* Start *

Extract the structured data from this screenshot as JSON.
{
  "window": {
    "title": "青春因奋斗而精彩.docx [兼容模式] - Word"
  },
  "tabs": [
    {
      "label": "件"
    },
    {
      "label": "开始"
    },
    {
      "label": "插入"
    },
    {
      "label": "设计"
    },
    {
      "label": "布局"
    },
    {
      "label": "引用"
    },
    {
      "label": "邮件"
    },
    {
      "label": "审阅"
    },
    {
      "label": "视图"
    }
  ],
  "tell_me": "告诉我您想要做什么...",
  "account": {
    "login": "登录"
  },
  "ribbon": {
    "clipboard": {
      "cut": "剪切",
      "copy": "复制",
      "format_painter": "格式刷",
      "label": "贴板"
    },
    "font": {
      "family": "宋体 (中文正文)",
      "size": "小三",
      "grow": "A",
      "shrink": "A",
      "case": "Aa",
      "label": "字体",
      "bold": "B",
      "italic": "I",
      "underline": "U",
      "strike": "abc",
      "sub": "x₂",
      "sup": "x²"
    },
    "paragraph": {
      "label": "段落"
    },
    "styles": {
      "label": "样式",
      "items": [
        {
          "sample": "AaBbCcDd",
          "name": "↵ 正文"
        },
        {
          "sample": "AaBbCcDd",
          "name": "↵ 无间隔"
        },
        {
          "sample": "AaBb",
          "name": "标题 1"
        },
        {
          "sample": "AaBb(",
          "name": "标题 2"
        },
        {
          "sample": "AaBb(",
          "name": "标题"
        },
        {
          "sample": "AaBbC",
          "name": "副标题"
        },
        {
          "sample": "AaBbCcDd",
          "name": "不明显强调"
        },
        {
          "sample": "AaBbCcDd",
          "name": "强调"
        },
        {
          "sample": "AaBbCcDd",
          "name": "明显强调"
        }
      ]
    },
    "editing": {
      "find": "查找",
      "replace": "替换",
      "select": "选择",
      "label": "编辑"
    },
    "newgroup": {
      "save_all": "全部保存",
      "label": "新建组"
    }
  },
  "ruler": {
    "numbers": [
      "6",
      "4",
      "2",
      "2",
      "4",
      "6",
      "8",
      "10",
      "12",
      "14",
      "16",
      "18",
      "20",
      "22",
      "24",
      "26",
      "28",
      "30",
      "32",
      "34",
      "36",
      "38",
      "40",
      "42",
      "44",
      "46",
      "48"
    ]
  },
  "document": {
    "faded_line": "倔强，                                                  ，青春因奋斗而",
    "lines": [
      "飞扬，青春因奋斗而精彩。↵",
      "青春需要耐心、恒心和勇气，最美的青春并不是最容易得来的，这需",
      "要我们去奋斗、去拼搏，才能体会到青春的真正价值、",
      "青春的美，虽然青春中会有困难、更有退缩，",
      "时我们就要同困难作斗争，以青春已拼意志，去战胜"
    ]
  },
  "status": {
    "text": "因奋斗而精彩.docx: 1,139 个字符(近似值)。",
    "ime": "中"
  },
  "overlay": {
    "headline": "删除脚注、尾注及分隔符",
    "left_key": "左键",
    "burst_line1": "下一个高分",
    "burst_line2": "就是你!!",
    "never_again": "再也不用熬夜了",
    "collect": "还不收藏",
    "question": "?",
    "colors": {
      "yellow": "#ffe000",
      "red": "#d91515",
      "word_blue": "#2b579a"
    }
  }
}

* End *

▶ Task statement
Set down the listing in full, keeping every word exactly as it is.

▶ Output below
Extract the structured data from this screenshot as JSON.
{
  "window": {
    "title": "青春因奋斗而精彩.docx [兼容模式] - Word"
  },
  "tabs": [
    {
      "label": "件"
    },
    {
      "label": "开始"
    },
    {
      "label": "插入"
    },
    {
      "label": "设计"
    },
    {
      "label": "布局"
    },
    {
      "label": "引用"
    },
    {
      "label": "邮件"
    },
    {
      "label": "审阅"
    },
    {
      "label": "视图"
    }
  ],
  "tell_me": "告诉我您想要做什么...",
  "account": {
    "login": "登录"
  },
  "ribbon": {
    "clipboard": {
      "cut": "剪切",
      "copy": "复制",
      "format_painter": "格式刷",
      "label": "贴板"
    },
    "font": {
      "family": "宋体 (中文正文)",
      "size": "小三",
      "grow": "A",
      "shrink": "A",
      "case": "Aa",
      "label": "字体",
      "bold": "B",
      "italic": "I",
      "underline": "U",
      "strike": "abc",
      "sub": "x₂",
      "sup": "x²"
    },
    "paragraph": {
      "label": "段落"
    },
    "styles": {
      "label": "样式",
      "items": [
        {
          "sample": "AaBbCcDd",
          "name": "↵ 正文"
        },
        {
          "sample": "AaBbCcDd",
          "name": "↵ 无间隔"
        },
        {
          "sample": "AaBb",
          "name": "标题 1"
        },
        {
          "sample": "AaBb(",
          "name": "标题 2"
        },
        {
          "sample": "AaBb(",
          "name": "标题"
        },
        {
          "sample": "AaBbC",
          "name": "副标题"
        },
        {
          "sample": "AaBbCcDd",
          "name": "不明显强调"
        },
        {
          "sample": "AaBbCcDd",
          "name": "强调"
        },
        {
          "sample": "AaBbCcDd",
          "name": "明显强调"
        }
      ]
    },
    "editing": {
      "find": "查找",
      "replace": "替换",
      "select": "选择",
      "label": "编辑"
    },
    "newgroup": {
      "save_all": "全部保存",
      "label": "新建组"
    }
  },
  "ruler": {
    "numbers": [
      "6",
      "4",
      "2",
      "2",
      "4",
      "6",
      "8",
      "10",
      "12",
      "14",
      "16",
      "18",
      "20",
      "22",
      "24",
      "26",
      "28",
      "30",
      "32",
      "34",
      "36",
      "38",
      "40",
      "42",
      "44",
      "46",
      "48"
    ]
  },
  "document": {
    "faded_line": "倔强，                                                  ，青春因奋斗而",
    "lines": [
      "飞扬，青春因奋斗而精彩。↵",
      "青春需要耐心、恒心和勇气，最美的青春并不是最容易得来的，这需",
      "要我们去奋斗、去拼搏，才能体会到青春的真正价值、",
      "青春的美，虽然青春中会有困难、更有退缩，",
      "时我们就要同困难作斗争，以青春已拼意志，去战胜"
    ]
  },
  "status": {
    "text": "因奋斗而精彩.docx: 1,139 个字符(近似值)。",
    "ime": "中"
  },
  "overlay": {
    "headline": "删除脚注、尾注及分隔符",
    "left_key": "左键",
    "burst_line1": "下一个高分",
    "burst_line2": "就是你!!",
    "never_again": "再也不用熬夜了",
    "collect": "还不收藏",
    "question": "?",
    "colors": {
      "yellow": "#ffe000",
      "red": "#d91515",
      "word_blue": "#2b579a"
    }
  }
}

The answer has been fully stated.